● Activity
The expected answer is every line from the material below that has the word "Ausgangsbeschränkungen".

--- START ---

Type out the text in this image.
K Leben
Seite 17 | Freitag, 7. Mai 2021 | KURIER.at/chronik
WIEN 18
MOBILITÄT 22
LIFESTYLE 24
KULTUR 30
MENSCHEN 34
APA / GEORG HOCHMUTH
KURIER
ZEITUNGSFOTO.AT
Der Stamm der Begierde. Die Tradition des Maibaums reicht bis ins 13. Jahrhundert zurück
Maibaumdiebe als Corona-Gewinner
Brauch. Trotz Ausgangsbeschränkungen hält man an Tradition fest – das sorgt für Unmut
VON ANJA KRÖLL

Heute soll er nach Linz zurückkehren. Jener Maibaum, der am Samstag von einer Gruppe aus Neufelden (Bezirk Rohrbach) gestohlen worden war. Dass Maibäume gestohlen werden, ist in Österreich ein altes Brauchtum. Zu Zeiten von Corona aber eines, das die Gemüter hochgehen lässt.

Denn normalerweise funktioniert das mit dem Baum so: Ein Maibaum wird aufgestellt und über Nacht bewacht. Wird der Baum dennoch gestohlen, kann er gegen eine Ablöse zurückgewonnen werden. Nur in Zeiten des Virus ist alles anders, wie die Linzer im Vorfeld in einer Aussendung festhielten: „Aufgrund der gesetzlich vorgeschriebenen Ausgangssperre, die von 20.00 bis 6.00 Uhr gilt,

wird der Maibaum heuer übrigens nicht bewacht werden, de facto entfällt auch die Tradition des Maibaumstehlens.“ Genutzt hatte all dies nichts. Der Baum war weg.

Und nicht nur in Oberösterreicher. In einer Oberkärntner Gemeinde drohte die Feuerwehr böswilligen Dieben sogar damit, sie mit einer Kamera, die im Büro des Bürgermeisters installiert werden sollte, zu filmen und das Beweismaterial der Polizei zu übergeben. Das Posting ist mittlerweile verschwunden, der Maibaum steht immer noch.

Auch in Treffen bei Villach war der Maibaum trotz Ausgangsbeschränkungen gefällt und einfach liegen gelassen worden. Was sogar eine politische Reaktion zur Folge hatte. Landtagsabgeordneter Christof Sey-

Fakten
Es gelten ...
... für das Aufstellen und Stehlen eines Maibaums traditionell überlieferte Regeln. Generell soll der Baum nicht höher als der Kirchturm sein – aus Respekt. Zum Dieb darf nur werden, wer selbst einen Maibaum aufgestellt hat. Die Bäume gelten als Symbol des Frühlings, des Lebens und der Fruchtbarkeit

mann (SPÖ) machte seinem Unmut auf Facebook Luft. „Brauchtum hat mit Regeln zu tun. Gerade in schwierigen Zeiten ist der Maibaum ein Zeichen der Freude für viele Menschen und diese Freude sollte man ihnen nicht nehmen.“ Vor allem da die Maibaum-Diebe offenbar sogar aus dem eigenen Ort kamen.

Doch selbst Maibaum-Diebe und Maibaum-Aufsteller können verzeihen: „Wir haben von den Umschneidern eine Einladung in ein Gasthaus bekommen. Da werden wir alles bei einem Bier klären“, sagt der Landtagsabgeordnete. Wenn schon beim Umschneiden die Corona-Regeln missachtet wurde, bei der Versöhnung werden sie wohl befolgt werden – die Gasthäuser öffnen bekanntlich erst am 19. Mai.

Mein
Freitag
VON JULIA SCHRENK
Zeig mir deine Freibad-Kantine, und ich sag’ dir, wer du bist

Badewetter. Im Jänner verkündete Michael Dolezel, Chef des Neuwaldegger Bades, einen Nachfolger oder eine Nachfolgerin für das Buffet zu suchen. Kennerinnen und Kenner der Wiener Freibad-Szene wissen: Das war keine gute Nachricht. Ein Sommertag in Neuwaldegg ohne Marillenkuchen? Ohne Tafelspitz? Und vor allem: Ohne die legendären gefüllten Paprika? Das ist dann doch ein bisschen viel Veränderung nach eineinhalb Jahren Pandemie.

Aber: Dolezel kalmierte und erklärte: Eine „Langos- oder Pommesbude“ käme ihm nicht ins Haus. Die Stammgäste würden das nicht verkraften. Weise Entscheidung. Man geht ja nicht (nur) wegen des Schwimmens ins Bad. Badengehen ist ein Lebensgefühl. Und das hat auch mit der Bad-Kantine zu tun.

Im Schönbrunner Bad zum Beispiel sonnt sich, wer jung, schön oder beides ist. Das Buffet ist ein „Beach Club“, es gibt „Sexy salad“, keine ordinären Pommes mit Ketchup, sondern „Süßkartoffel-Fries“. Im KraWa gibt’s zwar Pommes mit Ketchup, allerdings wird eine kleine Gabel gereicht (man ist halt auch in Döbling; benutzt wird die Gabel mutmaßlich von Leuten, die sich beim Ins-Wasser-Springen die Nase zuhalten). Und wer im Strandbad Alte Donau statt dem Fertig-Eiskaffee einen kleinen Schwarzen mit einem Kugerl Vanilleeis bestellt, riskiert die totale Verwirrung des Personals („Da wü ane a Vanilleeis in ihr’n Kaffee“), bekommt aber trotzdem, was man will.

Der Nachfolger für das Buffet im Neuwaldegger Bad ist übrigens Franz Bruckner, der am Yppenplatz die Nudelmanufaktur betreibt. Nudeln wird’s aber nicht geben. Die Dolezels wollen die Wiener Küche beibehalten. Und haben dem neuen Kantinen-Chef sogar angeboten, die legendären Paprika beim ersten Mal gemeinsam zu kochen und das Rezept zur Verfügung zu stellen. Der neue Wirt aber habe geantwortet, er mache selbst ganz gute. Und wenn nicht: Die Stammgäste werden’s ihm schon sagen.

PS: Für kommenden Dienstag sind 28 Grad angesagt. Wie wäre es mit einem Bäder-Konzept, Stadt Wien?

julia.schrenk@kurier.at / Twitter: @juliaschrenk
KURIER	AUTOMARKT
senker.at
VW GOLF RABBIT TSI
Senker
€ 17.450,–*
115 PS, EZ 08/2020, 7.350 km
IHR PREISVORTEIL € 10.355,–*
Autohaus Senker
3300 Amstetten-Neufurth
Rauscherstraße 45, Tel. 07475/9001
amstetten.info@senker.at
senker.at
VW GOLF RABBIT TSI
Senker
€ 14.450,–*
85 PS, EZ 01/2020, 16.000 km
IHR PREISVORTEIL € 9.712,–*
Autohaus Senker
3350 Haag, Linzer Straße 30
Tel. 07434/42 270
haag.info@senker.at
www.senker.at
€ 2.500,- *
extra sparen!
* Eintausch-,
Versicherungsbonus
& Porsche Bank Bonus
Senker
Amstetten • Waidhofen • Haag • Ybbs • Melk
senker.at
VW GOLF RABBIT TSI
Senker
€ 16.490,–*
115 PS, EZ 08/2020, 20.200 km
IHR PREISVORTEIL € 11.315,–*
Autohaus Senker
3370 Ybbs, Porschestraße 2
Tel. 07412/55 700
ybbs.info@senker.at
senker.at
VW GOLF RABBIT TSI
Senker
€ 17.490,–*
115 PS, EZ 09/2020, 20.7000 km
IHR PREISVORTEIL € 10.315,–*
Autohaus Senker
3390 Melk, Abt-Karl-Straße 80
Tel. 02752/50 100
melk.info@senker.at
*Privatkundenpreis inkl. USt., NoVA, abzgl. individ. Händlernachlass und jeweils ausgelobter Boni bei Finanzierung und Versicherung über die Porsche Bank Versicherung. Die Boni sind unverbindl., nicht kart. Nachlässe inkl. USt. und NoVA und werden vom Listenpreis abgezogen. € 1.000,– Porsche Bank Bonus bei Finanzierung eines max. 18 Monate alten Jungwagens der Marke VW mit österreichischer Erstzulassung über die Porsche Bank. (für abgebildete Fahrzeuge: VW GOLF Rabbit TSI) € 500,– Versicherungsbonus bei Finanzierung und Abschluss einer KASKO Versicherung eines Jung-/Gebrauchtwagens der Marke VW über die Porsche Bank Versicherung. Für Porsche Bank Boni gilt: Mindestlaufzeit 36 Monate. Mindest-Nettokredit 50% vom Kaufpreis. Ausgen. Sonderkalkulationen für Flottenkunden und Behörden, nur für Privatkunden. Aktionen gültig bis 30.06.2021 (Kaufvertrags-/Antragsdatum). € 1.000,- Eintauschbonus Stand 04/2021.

--- END ---

● Problem solution
Brauch. Trotz Ausgangsbeschränkungen hält man an Tradition fest – das sorgt für Unmut
Auch in Treffen bei Villach war der Maibaum trotz Ausgangsbeschränkungen gefällt und einfach liegen gelassen worden. Was sogar eine politische Reaktion zur Folge hatte. Landtagsabgeordneter Christof Sey-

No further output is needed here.